## WHAT IS REQUIRED
Transcribe all of the data exactly. Omit the pictures.

## MATERIAL PROVIDED
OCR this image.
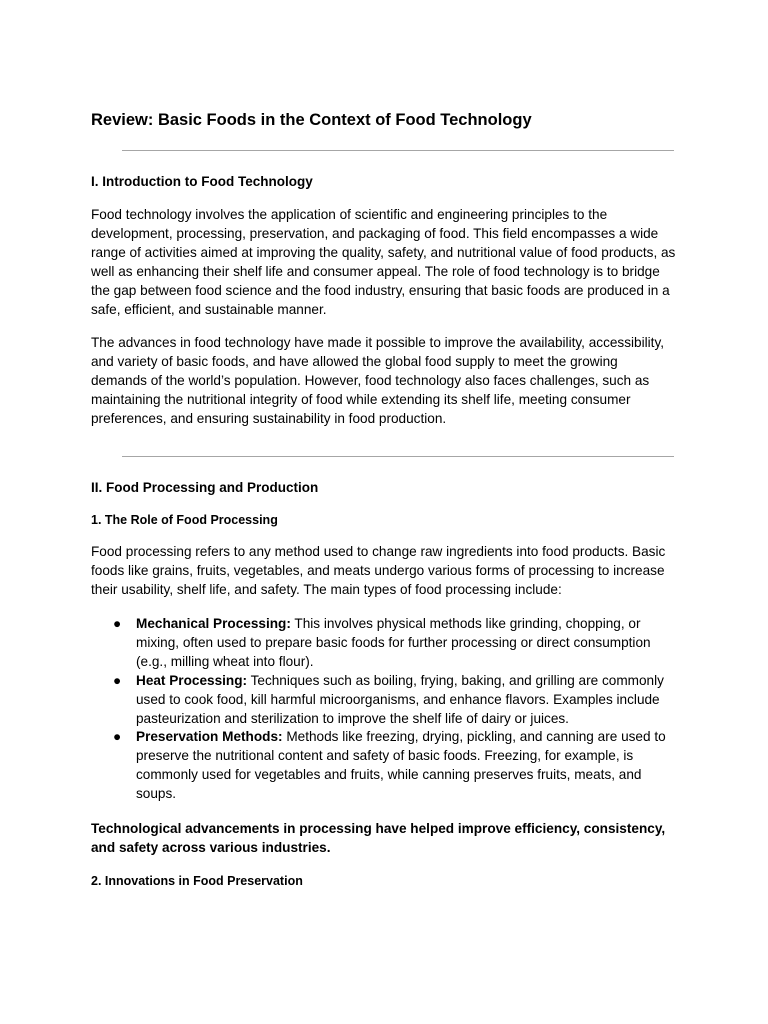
Review: Basic Foods in the Context of Food Technology
I. Introduction to Food Technology

Food technology involves the application of scientific and engineering principles to the development, processing, preservation, and packaging of food. This field encompasses a wide range of activities aimed at improving the quality, safety, and nutritional value of food products, as well as enhancing their shelf life and consumer appeal. The role of food technology is to bridge the gap between food science and the food industry, ensuring that basic foods are produced in a safe, efficient, and sustainable manner.

The advances in food technology have made it possible to improve the availability, accessibility, and variety of basic foods, and have allowed the global food supply to meet the growing demands of the world’s population. However, food technology also faces challenges, such as maintaining the nutritional integrity of food while extending its shelf life, meeting consumer preferences, and ensuring sustainability in food production.

II. Food Processing and Production
1. The Role of Food Processing

Food processing refers to any method used to change raw ingredients into food products. Basic foods like grains, fruits, vegetables, and meats undergo various forms of processing to increase their usability, shelf life, and safety. The main types of food processing include:

● Mechanical Processing: This involves physical methods like grinding, chopping, or mixing, often used to prepare basic foods for further processing or direct consumption (e.g., milling wheat into flour).
● Heat Processing: Techniques such as boiling, frying, baking, and grilling are commonly used to cook food, kill harmful microorganisms, and enhance flavors. Examples include pasteurization and sterilization to improve the shelf life of dairy or juices.
● Preservation Methods: Methods like freezing, drying, pickling, and canning are used to preserve the nutritional content and safety of basic foods. Freezing, for example, is commonly used for vegetables and fruits, while canning preserves fruits, meats, and soups.

Technological advancements in processing have helped improve efficiency, consistency, and safety across various industries.

2. Innovations in Food Preservation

## FULL SOLUTION
OCR this image.
Review: Basic Foods in the Context of Food Technology
I. Introduction to Food Technology

Food technology involves the application of scientific and engineering principles to the development, processing, preservation, and packaging of food. This field encompasses a wide range of activities aimed at improving the quality, safety, and nutritional value of food products, as well as enhancing their shelf life and consumer appeal. The role of food technology is to bridge the gap between food science and the food industry, ensuring that basic foods are produced in a safe, efficient, and sustainable manner.

The advances in food technology have made it possible to improve the availability, accessibility, and variety of basic foods, and have allowed the global food supply to meet the growing demands of the world’s population. However, food technology also faces challenges, such as maintaining the nutritional integrity of food while extending its shelf life, meeting consumer preferences, and ensuring sustainability in food production.

II. Food Processing and Production
1. The Role of Food Processing

Food processing refers to any method used to change raw ingredients into food products. Basic foods like grains, fruits, vegetables, and meats undergo various forms of processing to increase their usability, shelf life, and safety. The main types of food processing include:

● Mechanical Processing: This involves physical methods like grinding, chopping, or mixing, often used to prepare basic foods for further processing or direct consumption (e.g., milling wheat into flour).
● Heat Processing: Techniques such as boiling, frying, baking, and grilling are commonly used to cook food, kill harmful microorganisms, and enhance flavors. Examples include pasteurization and sterilization to improve the shelf life of dairy or juices.
● Preservation Methods: Methods like freezing, drying, pickling, and canning are used to preserve the nutritional content and safety of basic foods. Freezing, for example, is commonly used for vegetables and fruits, while canning preserves fruits, meats, and soups.

Technological advancements in processing have helped improve efficiency, consistency, and safety across various industries.

2. Innovations in Food Preservation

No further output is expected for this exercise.